— START —
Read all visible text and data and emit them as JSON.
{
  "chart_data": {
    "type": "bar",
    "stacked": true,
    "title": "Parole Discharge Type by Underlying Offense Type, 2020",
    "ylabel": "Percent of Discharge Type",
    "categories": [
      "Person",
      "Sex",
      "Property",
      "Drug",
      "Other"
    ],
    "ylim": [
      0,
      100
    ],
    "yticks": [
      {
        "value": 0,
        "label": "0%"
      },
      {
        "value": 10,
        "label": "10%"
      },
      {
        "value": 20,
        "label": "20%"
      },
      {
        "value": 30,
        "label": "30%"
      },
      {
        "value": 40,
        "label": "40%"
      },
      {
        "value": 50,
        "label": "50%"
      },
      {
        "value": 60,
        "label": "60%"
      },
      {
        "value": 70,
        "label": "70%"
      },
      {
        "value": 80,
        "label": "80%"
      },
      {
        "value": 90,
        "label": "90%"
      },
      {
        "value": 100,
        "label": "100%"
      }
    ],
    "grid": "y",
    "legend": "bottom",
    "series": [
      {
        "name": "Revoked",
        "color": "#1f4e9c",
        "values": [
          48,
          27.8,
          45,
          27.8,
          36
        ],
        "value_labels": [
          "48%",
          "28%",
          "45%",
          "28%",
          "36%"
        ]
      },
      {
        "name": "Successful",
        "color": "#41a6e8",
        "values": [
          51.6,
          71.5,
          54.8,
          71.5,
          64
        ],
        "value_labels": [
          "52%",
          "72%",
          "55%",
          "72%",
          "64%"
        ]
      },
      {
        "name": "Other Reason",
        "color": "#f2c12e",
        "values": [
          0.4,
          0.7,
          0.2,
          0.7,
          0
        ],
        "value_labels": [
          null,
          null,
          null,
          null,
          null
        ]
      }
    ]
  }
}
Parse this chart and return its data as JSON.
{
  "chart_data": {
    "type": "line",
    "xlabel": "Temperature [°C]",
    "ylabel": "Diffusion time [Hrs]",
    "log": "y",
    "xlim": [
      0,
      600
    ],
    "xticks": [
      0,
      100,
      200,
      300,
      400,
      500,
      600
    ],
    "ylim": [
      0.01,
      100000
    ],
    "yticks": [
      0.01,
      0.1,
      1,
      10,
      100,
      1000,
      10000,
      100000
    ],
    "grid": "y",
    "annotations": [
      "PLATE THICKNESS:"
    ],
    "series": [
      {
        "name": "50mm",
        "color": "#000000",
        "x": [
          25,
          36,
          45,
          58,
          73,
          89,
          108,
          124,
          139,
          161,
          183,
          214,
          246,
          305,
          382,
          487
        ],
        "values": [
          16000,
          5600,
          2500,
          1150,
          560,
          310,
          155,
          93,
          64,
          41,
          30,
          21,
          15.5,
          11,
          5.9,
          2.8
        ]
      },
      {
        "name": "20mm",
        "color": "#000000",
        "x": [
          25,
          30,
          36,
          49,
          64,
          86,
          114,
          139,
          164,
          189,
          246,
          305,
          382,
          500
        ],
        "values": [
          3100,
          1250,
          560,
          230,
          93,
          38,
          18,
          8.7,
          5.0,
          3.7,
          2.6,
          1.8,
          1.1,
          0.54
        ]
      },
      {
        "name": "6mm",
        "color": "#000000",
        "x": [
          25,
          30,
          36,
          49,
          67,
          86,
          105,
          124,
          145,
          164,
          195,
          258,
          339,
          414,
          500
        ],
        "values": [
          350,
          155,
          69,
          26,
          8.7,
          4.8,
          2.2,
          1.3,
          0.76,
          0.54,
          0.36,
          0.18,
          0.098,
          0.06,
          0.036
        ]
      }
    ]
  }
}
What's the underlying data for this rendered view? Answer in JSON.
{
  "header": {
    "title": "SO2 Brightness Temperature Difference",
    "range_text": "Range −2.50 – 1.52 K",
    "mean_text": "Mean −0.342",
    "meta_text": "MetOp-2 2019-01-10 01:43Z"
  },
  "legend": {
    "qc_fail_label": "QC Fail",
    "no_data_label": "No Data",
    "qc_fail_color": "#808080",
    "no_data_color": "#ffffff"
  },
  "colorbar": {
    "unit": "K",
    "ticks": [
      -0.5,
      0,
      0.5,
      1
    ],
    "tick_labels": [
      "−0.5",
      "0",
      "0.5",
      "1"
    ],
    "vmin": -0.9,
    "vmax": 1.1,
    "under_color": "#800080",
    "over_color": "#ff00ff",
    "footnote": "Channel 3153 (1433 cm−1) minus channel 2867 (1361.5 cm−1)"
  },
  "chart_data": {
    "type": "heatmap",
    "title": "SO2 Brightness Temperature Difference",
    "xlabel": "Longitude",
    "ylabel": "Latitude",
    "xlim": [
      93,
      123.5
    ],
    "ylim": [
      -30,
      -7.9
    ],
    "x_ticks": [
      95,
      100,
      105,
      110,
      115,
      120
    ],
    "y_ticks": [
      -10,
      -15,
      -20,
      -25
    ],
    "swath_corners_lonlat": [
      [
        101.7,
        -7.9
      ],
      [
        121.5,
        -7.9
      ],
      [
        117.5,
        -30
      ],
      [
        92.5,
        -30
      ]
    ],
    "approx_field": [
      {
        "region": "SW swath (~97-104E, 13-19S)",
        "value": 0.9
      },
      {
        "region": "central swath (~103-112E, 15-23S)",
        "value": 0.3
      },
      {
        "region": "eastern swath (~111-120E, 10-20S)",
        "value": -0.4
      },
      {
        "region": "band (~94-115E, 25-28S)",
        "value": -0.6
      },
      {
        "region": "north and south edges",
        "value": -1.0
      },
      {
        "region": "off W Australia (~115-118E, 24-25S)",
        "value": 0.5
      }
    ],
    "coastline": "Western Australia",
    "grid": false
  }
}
— END —
◆ Your instructions ◆
Repeat the data verbatim.

◆ Solution for this task ◆
Read all visible text and data and emit them as JSON.
{
  "chart_data": {
    "type": "bar",
    "stacked": true,
    "title": "Parole Discharge Type by Underlying Offense Type, 2020",
    "ylabel": "Percent of Discharge Type",
    "categories": [
      "Person",
      "Sex",
      "Property",
      "Drug",
      "Other"
    ],
    "ylim": [
      0,
      100
    ],
    "yticks": [
      {
        "value": 0,
        "label": "0%"
      },
      {
        "value": 10,
        "label": "10%"
      },
      {
        "value": 20,
        "label": "20%"
      },
      {
        "value": 30,
        "label": "30%"
      },
      {
        "value": 40,
        "label": "40%"
      },
      {
        "value": 50,
        "label": "50%"
      },
      {
        "value": 60,
        "label": "60%"
      },
      {
        "value": 70,
        "label": "70%"
      },
      {
        "value": 80,
        "label": "80%"
      },
      {
        "value": 90,
        "label": "90%"
      },
      {
        "value": 100,
        "label": "100%"
      }
    ],
    "grid": "y",
    "legend": "bottom",
    "series": [
      {
        "name": "Revoked",
        "color": "#1f4e9c",
        "values": [
          48,
          27.8,
          45,
          27.8,
          36
        ],
        "value_labels": [
          "48%",
          "28%",
          "45%",
          "28%",
          "36%"
        ]
      },
      {
        "name": "Successful",
        "color": "#41a6e8",
        "values": [
          51.6,
          71.5,
          54.8,
          71.5,
          64
        ],
        "value_labels": [
          "52%",
          "72%",
          "55%",
          "72%",
          "64%"
        ]
      },
      {
        "name": "Other Reason",
        "color": "#f2c12e",
        "values": [
          0.4,
          0.7,
          0.2,
          0.7,
          0
        ],
        "value_labels": [
          null,
          null,
          null,
          null,
          null
        ]
      }
    ]
  }
}
Parse this chart and return its data as JSON.
{
  "chart_data": {
    "type": "line",
    "xlabel": "Temperature [°C]",
    "ylabel": "Diffusion time [Hrs]",
    "log": "y",
    "xlim": [
      0,
      600
    ],
    "xticks": [
      0,
      100,
      200,
      300,
      400,
      500,
      600
    ],
    "ylim": [
      0.01,
      100000
    ],
    "yticks": [
      0.01,
      0.1,
      1,
      10,
      100,
      1000,
      10000,
      100000
    ],
    "grid": "y",
    "annotations": [
      "PLATE THICKNESS:"
    ],
    "series": [
      {
        "name": "50mm",
        "color": "#000000",
        "x": [
          25,
          36,
          45,
          58,
          73,
          89,
          108,
          124,
          139,
          161,
          183,
          214,
          246,
          305,
          382,
          487
        ],
        "values": [
          16000,
          5600,
          2500,
          1150,
          560,
          310,
          155,
          93,
          64,
          41,
          30,
          21,
          15.5,
          11,
          5.9,
          2.8
        ]
      },
      {
        "name": "20mm",
        "color": "#000000",
        "x": [
          25,
          30,
          36,
          49,
          64,
          86,
          114,
          139,
          164,
          189,
          246,
          305,
          382,
          500
        ],
        "values": [
          3100,
          1250,
          560,
          230,
          93,
          38,
          18,
          8.7,
          5.0,
          3.7,
          2.6,
          1.8,
          1.1,
          0.54
        ]
      },
      {
        "name": "6mm",
        "color": "#000000",
        "x": [
          25,
          30,
          36,
          49,
          67,
          86,
          105,
          124,
          145,
          164,
          195,
          258,
          339,
          414,
          500
        ],
        "values": [
          350,
          155,
          69,
          26,
          8.7,
          4.8,
          2.2,
          1.3,
          0.76,
          0.54,
          0.36,
          0.18,
          0.098,
          0.06,
          0.036
        ]
      }
    ]
  }
}
What's the underlying data for this rendered view? Answer in JSON.
{
  "header": {
    "title": "SO2 Brightness Temperature Difference",
    "range_text": "Range −2.50 – 1.52 K",
    "mean_text": "Mean −0.342",
    "meta_text": "MetOp-2 2019-01-10 01:43Z"
  },
  "legend": {
    "qc_fail_label": "QC Fail",
    "no_data_label": "No Data",
    "qc_fail_color": "#808080",
    "no_data_color": "#ffffff"
  },
  "colorbar": {
    "unit": "K",
    "ticks": [
      -0.5,
      0,
      0.5,
      1
    ],
    "tick_labels": [
      "−0.5",
      "0",
      "0.5",
      "1"
    ],
    "vmin": -0.9,
    "vmax": 1.1,
    "under_color": "#800080",
    "over_color": "#ff00ff",
    "footnote": "Channel 3153 (1433 cm−1) minus channel 2867 (1361.5 cm−1)"
  },
  "chart_data": {
    "type": "heatmap",
    "title": "SO2 Brightness Temperature Difference",
    "xlabel": "Longitude",
    "ylabel": "Latitude",
    "xlim": [
      93,
      123.5
    ],
    "ylim": [
      -30,
      -7.9
    ],
    "x_ticks": [
      95,
      100,
      105,
      110,
      115,
      120
    ],
    "y_ticks": [
      -10,
      -15,
      -20,
      -25
    ],
    "swath_corners_lonlat": [
      [
        101.7,
        -7.9
      ],
      [
        121.5,
        -7.9
      ],
      [
        117.5,
        -30
      ],
      [
        92.5,
        -30
      ]
    ],
    "approx_field": [
      {
        "region": "SW swath (~97-104E, 13-19S)",
        "value": 0.9
      },
      {
        "region": "central swath (~103-112E, 15-23S)",
        "value": 0.3
      },
      {
        "region": "eastern swath (~111-120E, 10-20S)",
        "value": -0.4
      },
      {
        "region": "band (~94-115E, 25-28S)",
        "value": -0.6
      },
      {
        "region": "north and south edges",
        "value": -1.0
      },
      {
        "region": "off W Australia (~115-118E, 24-25S)",
        "value": 0.5
      }
    ],
    "coastline": "Western Australia",
    "grid": false
  }
}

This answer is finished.